(SHORT EXERCISE) Pictures do not belong in the copy; quote every entry below exactly.
* * * *
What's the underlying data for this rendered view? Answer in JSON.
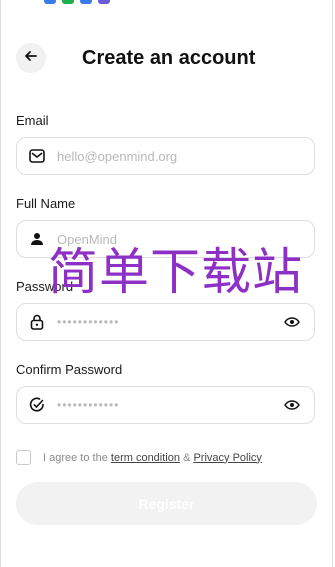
{
  "colors": {
    "accent": "#8e2fc6",
    "border": "#dedede",
    "muted": "#b9b9b9"
  },
  "header": {
    "title": "Create an account",
    "back_icon": "arrow-left-icon"
  },
  "form": {
    "email": {
      "label": "Email",
      "placeholder": "hello@openmind.org",
      "icon": "mail-icon"
    },
    "full_name": {
      "label": "Full Name",
      "placeholder": "OpenMind",
      "icon": "user-icon"
    },
    "password": {
      "label": "Password",
      "value": "••••••••••••",
      "icon": "lock-icon",
      "toggle_icon": "eye-icon"
    },
    "confirm_password": {
      "label": "Confirm Password",
      "value": "••••••••••••",
      "icon": "check-circle-icon",
      "toggle_icon": "eye-icon"
    }
  },
  "terms": {
    "prefix": "I agree to the",
    "term_link": "term condition",
    "amp": "&",
    "privacy_link": "Privacy Policy"
  },
  "register": {
    "label": "Register"
  },
  "watermark": {
    "text": "简单下载站"
  }
}
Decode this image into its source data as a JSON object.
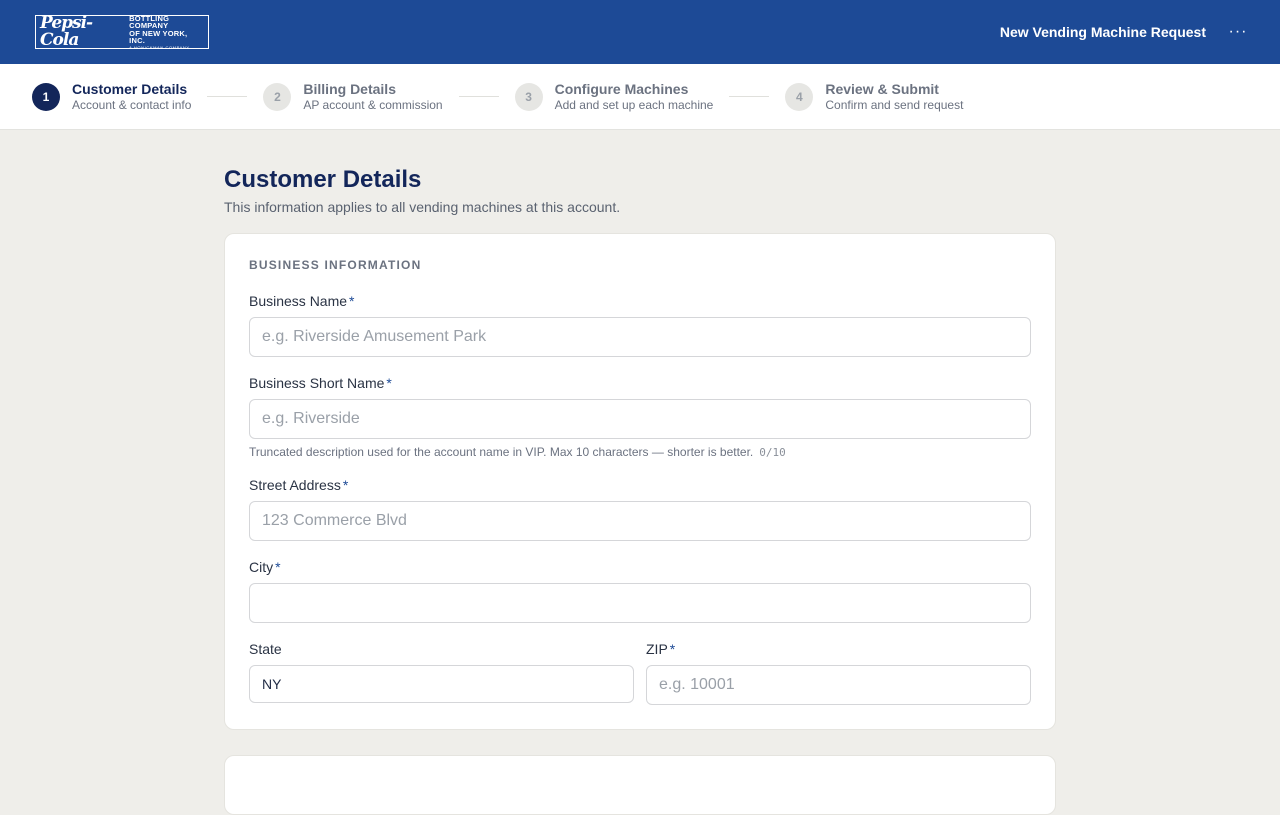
{
  "header": {
    "logo": {
      "script": "Pepsi-Cola",
      "line1": "BOTTLING COMPANY",
      "line2": "OF NEW YORK, INC.",
      "line3": "A HONICKMAN COMPANY"
    },
    "title": "New Vending Machine Request",
    "more_icon": "ellipsis-icon",
    "colors": {
      "bar": "#1d4a96"
    }
  },
  "stepper": {
    "steps": [
      {
        "num": "1",
        "title": "Customer Details",
        "subtitle": "Account & contact info",
        "active": true
      },
      {
        "num": "2",
        "title": "Billing Details",
        "subtitle": "AP account & commission",
        "active": false
      },
      {
        "num": "3",
        "title": "Configure Machines",
        "subtitle": "Add and set up each machine",
        "active": false
      },
      {
        "num": "4",
        "title": "Review & Submit",
        "subtitle": "Confirm and send request",
        "active": false
      }
    ]
  },
  "page": {
    "title": "Customer Details",
    "subtitle": "This information applies to all vending machines at this account."
  },
  "business": {
    "section_label": "BUSINESS INFORMATION",
    "name": {
      "label": "Business Name",
      "required": "*",
      "value": "",
      "placeholder": "e.g. Riverside Amusement Park"
    },
    "short_name": {
      "label": "Business Short Name",
      "required": "*",
      "value": "",
      "placeholder": "e.g. Riverside",
      "hint": "Truncated description used for the account name in VIP. Max 10 characters — shorter is better.",
      "counter": "0/10"
    },
    "street": {
      "label": "Street Address",
      "required": "*",
      "value": "",
      "placeholder": "123 Commerce Blvd"
    },
    "city": {
      "label": "City",
      "required": "*",
      "value": "",
      "placeholder": ""
    },
    "state": {
      "label": "State",
      "value": "NY"
    },
    "zip": {
      "label": "ZIP",
      "required": "*",
      "value": "",
      "placeholder": "e.g. 10001"
    }
  }
}
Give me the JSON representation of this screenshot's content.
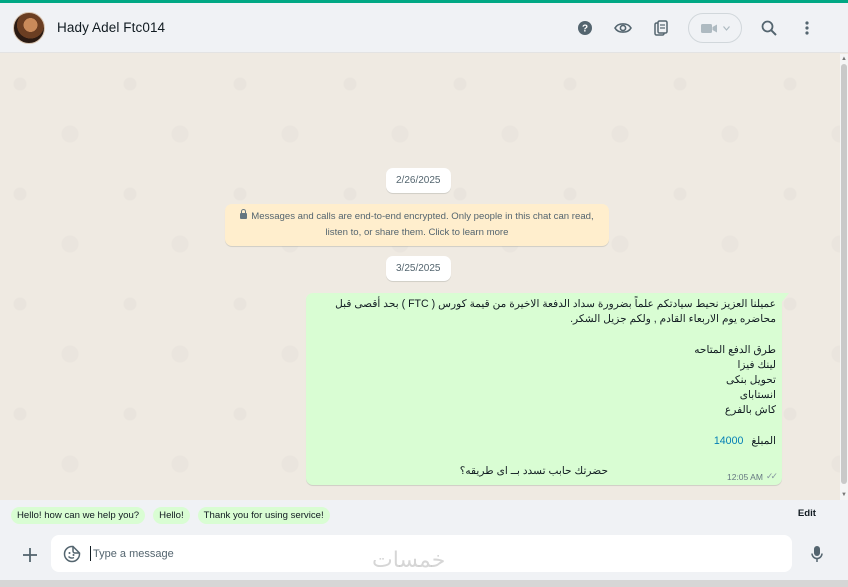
{
  "header": {
    "contact_name": "Hady Adel Ftc014",
    "icons": [
      "help-icon",
      "view-once-icon",
      "clipboard-icon",
      "video-call-icon",
      "chevron-down-icon",
      "search-icon",
      "menu-icon"
    ]
  },
  "chat": {
    "date_1": "2/26/2025",
    "encryption_notice_1": "Messages and calls are end-to-end encrypted. Only people in this chat can read,",
    "encryption_notice_2": "listen to, or share them. Click to learn more",
    "date_2": "3/25/2025",
    "message": {
      "lines": [
        "عميلنا العزيز نحيط سيادتكم علماً بضرورة سداد الدفعة الاخيرة من قيمة كورس ( FTC ) بحد أقصى قبل",
        "محاضره يوم الاربعاء  القادم , ولكم جزيل الشكر.",
        "",
        "طرق الدفع المتاحه",
        "لينك  فيزا",
        "تحويل بنكى",
        "انستاباى",
        "كاش بالفرع",
        "",
        "المبلغ"
      ],
      "amount": "14000",
      "last_line": "حضرتك حابب تسدد بــ اى طريقه؟",
      "time": "12:05 AM",
      "ticks": "✓✓"
    }
  },
  "quick_replies": [
    "Hello! how can we help you?",
    "Hello!",
    "Thank you for using service!"
  ],
  "edit_label": "Edit",
  "composer": {
    "placeholder": "Type a message",
    "value": ""
  },
  "watermark": "خمسات",
  "colors": {
    "accent": "#00a884",
    "outgoing_bubble": "#d9fdd3",
    "system_notice": "#ffeecd",
    "chat_bg": "#efeae2",
    "panel_bg": "#f0f2f5",
    "link": "#027eb5"
  }
}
* * * *
(EXPECTED OUTPUT)
What's the underlying data for this rendered view? Answer in JSON.
{
  "colors": {
    "accent": "#8e2fc6",
    "border": "#dedede",
    "muted": "#b9b9b9"
  },
  "header": {
    "title": "Create an account",
    "back_icon": "arrow-left-icon"
  },
  "form": {
    "email": {
      "label": "Email",
      "placeholder": "hello@openmind.org",
      "icon": "mail-icon"
    },
    "full_name": {
      "label": "Full Name",
      "placeholder": "OpenMind",
      "icon": "user-icon"
    },
    "password": {
      "label": "Password",
      "value": "••••••••••••",
      "icon": "lock-icon",
      "toggle_icon": "eye-icon"
    },
    "confirm_password": {
      "label": "Confirm Password",
      "value": "••••••••••••",
      "icon": "check-circle-icon",
      "toggle_icon": "eye-icon"
    }
  },
  "terms": {
    "prefix": "I agree to the",
    "term_link": "term condition",
    "amp": "&",
    "privacy_link": "Privacy Policy"
  },
  "register": {
    "label": "Register"
  },
  "watermark": {
    "text": "简单下载站"
  }
}
Decode this image into its source data as a JSON object.
{
  "header": {
    "logo": {
      "script": "Pepsi-Cola",
      "line1": "BOTTLING COMPANY",
      "line2": "OF NEW YORK, INC.",
      "line3": "A HONICKMAN COMPANY"
    },
    "title": "New Vending Machine Request",
    "more_icon": "ellipsis-icon",
    "colors": {
      "bar": "#1d4a96"
    }
  },
  "stepper": {
    "steps": [
      {
        "num": "1",
        "title": "Customer Details",
        "subtitle": "Account & contact info",
        "active": true
      },
      {
        "num": "2",
        "title": "Billing Details",
        "subtitle": "AP account & commission",
        "active": false
      },
      {
        "num": "3",
        "title": "Configure Machines",
        "subtitle": "Add and set up each machine",
        "active": false
      },
      {
        "num": "4",
        "title": "Review & Submit",
        "subtitle": "Confirm and send request",
        "active": false
      }
    ]
  },
  "page": {
    "title": "Customer Details",
    "subtitle": "This information applies to all vending machines at this account."
  },
  "business": {
    "section_label": "BUSINESS INFORMATION",
    "name": {
      "label": "Business Name",
      "required": "*",
      "value": "",
      "placeholder": "e.g. Riverside Amusement Park"
    },
    "short_name": {
      "label": "Business Short Name",
      "required": "*",
      "value": "",
      "placeholder": "e.g. Riverside",
      "hint": "Truncated description used for the account name in VIP. Max 10 characters — shorter is better.",
      "counter": "0/10"
    },
    "street": {
      "label": "Street Address",
      "required": "*",
      "value": "",
      "placeholder": "123 Commerce Blvd"
    },
    "city": {
      "label": "City",
      "required": "*",
      "value": "",
      "placeholder": ""
    },
    "state": {
      "label": "State",
      "value": "NY"
    },
    "zip": {
      "label": "ZIP",
      "required": "*",
      "value": "",
      "placeholder": "e.g. 10001"
    }
  }
}
Give me the JSON representation of this screenshot's content.
{
  "header": {
    "contact_name": "Hady Adel Ftc014",
    "icons": [
      "help-icon",
      "view-once-icon",
      "clipboard-icon",
      "video-call-icon",
      "chevron-down-icon",
      "search-icon",
      "menu-icon"
    ]
  },
  "chat": {
    "date_1": "2/26/2025",
    "encryption_notice_1": "Messages and calls are end-to-end encrypted. Only people in this chat can read,",
    "encryption_notice_2": "listen to, or share them. Click to learn more",
    "date_2": "3/25/2025",
    "message": {
      "lines": [
        "عميلنا العزيز نحيط سيادتكم علماً بضرورة سداد الدفعة الاخيرة من قيمة كورس ( FTC ) بحد أقصى قبل",
        "محاضره يوم الاربعاء  القادم , ولكم جزيل الشكر.",
        "",
        "طرق الدفع المتاحه",
        "لينك  فيزا",
        "تحويل بنكى",
        "انستاباى",
        "كاش بالفرع",
        "",
        "المبلغ"
      ],
      "amount": "14000",
      "last_line": "حضرتك حابب تسدد بــ اى طريقه؟",
      "time": "12:05 AM",
      "ticks": "✓✓"
    }
  },
  "quick_replies": [
    "Hello! how can we help you?",
    "Hello!",
    "Thank you for using service!"
  ],
  "edit_label": "Edit",
  "composer": {
    "placeholder": "Type a message",
    "value": ""
  },
  "watermark": "خمسات",
  "colors": {
    "accent": "#00a884",
    "outgoing_bubble": "#d9fdd3",
    "system_notice": "#ffeecd",
    "chat_bg": "#efeae2",
    "panel_bg": "#f0f2f5",
    "link": "#027eb5"
  }
}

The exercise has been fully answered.